> **What you should do**: Scan the records below. List lines holding "JSON".

> **Material provided**:
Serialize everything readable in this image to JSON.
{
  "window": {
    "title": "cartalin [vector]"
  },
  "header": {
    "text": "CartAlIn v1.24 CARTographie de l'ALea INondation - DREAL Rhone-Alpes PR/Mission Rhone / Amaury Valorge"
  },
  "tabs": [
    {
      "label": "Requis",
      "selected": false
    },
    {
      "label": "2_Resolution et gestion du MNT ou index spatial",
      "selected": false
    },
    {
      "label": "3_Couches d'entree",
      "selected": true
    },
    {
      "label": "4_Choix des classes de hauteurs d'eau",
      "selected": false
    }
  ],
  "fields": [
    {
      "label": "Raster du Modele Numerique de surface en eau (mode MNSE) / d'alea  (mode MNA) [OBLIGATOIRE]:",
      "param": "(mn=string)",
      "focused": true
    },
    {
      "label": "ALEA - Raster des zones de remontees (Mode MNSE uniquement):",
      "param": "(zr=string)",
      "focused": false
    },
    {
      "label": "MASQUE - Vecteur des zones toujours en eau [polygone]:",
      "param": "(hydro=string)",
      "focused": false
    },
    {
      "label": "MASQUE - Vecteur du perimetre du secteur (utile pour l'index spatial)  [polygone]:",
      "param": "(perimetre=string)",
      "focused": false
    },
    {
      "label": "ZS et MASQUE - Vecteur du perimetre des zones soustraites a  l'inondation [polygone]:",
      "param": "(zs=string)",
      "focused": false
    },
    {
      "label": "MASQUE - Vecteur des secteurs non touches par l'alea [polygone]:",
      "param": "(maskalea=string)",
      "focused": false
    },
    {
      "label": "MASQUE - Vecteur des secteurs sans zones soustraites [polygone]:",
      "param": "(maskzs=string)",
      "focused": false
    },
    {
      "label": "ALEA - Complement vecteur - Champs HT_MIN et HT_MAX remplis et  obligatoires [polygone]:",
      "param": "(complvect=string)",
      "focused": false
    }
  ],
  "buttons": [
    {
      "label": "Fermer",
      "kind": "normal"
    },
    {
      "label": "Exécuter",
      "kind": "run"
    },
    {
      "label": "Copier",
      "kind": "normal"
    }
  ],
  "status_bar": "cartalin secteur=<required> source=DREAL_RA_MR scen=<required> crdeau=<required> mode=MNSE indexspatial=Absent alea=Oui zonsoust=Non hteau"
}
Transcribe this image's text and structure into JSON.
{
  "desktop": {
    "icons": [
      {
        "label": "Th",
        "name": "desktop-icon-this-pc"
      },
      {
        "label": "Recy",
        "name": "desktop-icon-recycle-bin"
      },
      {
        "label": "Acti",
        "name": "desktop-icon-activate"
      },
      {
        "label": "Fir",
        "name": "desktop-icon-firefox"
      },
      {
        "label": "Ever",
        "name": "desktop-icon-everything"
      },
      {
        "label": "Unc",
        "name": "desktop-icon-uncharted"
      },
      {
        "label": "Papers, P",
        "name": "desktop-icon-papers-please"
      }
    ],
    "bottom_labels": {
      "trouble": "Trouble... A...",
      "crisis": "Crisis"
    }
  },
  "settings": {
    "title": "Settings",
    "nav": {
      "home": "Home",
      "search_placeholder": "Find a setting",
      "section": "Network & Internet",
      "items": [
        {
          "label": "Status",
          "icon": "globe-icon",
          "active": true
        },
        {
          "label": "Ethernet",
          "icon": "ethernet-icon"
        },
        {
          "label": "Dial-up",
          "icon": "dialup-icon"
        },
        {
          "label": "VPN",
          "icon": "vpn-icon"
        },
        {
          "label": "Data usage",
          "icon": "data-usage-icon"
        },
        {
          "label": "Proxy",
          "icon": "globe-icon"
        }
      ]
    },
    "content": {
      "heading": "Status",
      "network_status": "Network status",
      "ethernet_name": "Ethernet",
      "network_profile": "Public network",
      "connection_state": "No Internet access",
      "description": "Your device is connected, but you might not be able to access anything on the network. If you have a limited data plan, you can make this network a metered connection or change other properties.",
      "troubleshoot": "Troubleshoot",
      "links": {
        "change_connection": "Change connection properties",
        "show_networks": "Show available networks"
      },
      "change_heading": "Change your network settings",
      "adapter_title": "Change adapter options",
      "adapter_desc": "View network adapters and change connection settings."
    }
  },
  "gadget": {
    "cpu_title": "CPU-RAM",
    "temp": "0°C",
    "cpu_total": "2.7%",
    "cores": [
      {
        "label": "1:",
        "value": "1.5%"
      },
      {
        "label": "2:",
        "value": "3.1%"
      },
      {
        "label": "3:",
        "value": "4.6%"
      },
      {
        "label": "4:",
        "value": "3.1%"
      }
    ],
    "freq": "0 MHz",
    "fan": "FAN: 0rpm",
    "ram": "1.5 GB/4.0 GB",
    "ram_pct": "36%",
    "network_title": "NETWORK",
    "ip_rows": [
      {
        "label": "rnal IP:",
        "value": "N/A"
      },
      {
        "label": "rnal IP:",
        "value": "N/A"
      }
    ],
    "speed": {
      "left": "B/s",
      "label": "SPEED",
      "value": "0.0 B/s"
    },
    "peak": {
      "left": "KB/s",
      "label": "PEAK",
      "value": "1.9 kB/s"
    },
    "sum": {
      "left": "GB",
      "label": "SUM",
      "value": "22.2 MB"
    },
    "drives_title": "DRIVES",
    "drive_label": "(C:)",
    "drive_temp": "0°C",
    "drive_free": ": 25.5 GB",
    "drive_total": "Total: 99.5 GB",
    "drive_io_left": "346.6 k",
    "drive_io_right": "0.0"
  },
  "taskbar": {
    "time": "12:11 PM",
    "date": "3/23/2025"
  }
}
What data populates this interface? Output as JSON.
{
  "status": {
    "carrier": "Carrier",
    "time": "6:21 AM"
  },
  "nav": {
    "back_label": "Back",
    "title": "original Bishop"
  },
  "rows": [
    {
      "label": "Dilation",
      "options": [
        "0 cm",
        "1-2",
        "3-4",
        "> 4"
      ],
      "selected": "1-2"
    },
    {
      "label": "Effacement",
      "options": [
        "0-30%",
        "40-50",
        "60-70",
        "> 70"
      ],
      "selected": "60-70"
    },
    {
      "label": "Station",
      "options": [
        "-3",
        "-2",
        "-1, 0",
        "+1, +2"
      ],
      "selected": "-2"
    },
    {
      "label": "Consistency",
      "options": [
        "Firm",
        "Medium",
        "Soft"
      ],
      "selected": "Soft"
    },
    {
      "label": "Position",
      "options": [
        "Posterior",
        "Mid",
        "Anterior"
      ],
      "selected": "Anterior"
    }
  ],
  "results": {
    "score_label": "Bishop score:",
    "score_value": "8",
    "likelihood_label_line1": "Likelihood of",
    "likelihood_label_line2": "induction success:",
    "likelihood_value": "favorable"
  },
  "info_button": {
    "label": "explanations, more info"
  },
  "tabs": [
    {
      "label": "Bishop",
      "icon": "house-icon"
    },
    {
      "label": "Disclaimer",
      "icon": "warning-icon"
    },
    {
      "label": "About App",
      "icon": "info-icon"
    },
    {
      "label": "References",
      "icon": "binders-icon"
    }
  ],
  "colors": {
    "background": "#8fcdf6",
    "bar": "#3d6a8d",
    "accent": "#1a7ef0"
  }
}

> **Written solution**:
Serialize everything readable in this image to JSON.
Transcribe this image's text and structure into JSON.
What data populates this interface? Output as JSON.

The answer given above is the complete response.